> _Goal of the exercise_:
Could you write out the records below exactly as they appear, leaving out any pictures?

+++ Supplied records

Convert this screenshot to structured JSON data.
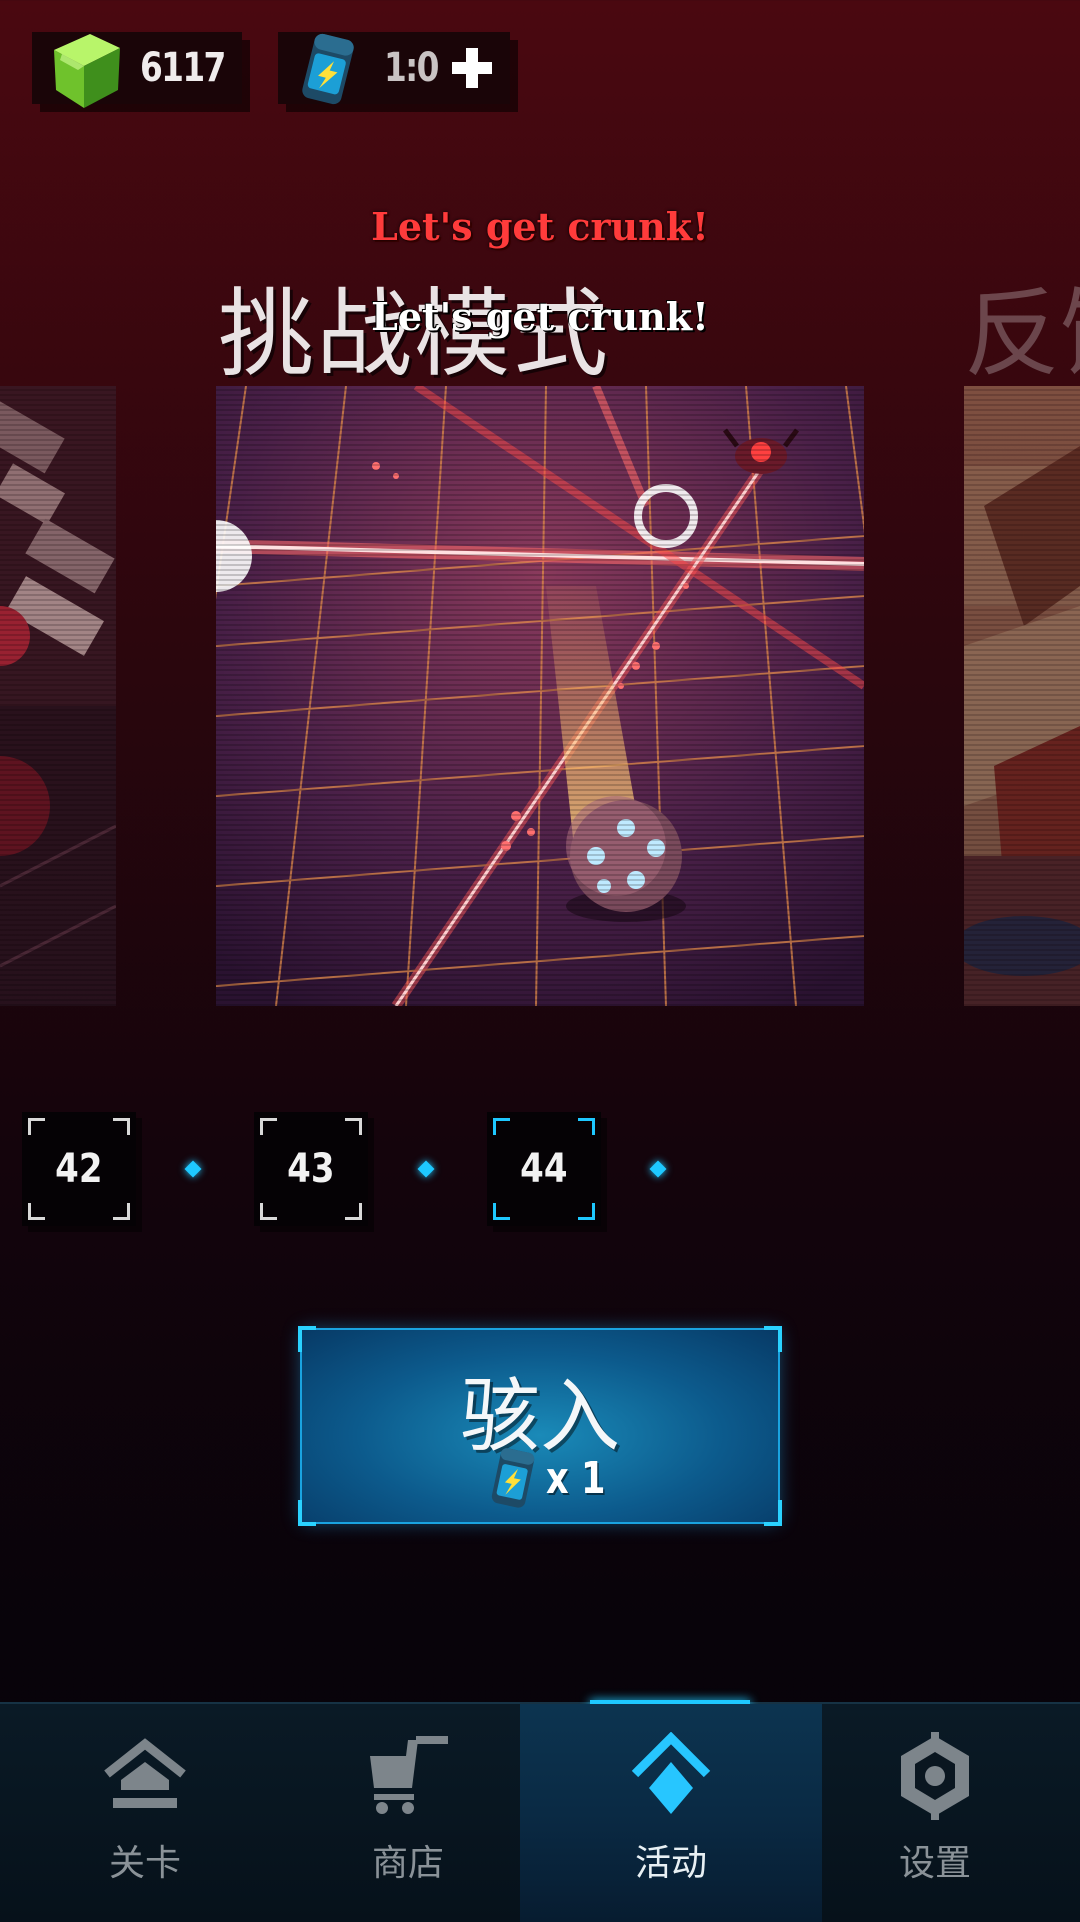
{
  "currency": {
    "gems": "6117",
    "energy": "1:0"
  },
  "toast": {
    "tagline_red": "Let's get crunk!",
    "tagline_white": "Let's get crunk!"
  },
  "mode": {
    "title": "挑战模式",
    "next_title_partial": "反馈"
  },
  "levels": [
    {
      "number": "42",
      "active": false
    },
    {
      "number": "43",
      "active": false
    },
    {
      "number": "44",
      "active": true
    }
  ],
  "enter_button": {
    "label": "骇入",
    "cost": "x 1",
    "cost_icon": "energy-canister-icon"
  },
  "nav": {
    "items": [
      {
        "label": "关卡",
        "icon": "home-icon",
        "active": false
      },
      {
        "label": "商店",
        "icon": "cart-icon",
        "active": false
      },
      {
        "label": "活动",
        "icon": "diamond-chevron-icon",
        "active": true
      },
      {
        "label": "设置",
        "icon": "gear-icon",
        "active": false
      }
    ]
  },
  "colors": {
    "accent": "#1ec8ff",
    "toast_red": "#ff3b3b",
    "gem_green": "#7ddc3a"
  }
}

++++++

> _Answer to this exercise_:
Convert this screenshot to structured JSON data.
{
  "currency": {
    "gems": "6117",
    "energy": "1:0"
  },
  "toast": {
    "tagline_red": "Let's get crunk!",
    "tagline_white": "Let's get crunk!"
  },
  "mode": {
    "title": "挑战模式",
    "next_title_partial": "反馈"
  },
  "levels": [
    {
      "number": "42",
      "active": false
    },
    {
      "number": "43",
      "active": false
    },
    {
      "number": "44",
      "active": true
    }
  ],
  "enter_button": {
    "label": "骇入",
    "cost": "x 1",
    "cost_icon": "energy-canister-icon"
  },
  "nav": {
    "items": [
      {
        "label": "关卡",
        "icon": "home-icon",
        "active": false
      },
      {
        "label": "商店",
        "icon": "cart-icon",
        "active": false
      },
      {
        "label": "活动",
        "icon": "diamond-chevron-icon",
        "active": true
      },
      {
        "label": "设置",
        "icon": "gear-icon",
        "active": false
      }
    ]
  },
  "colors": {
    "accent": "#1ec8ff",
    "toast_red": "#ff3b3b",
    "gem_green": "#7ddc3a"
  }
}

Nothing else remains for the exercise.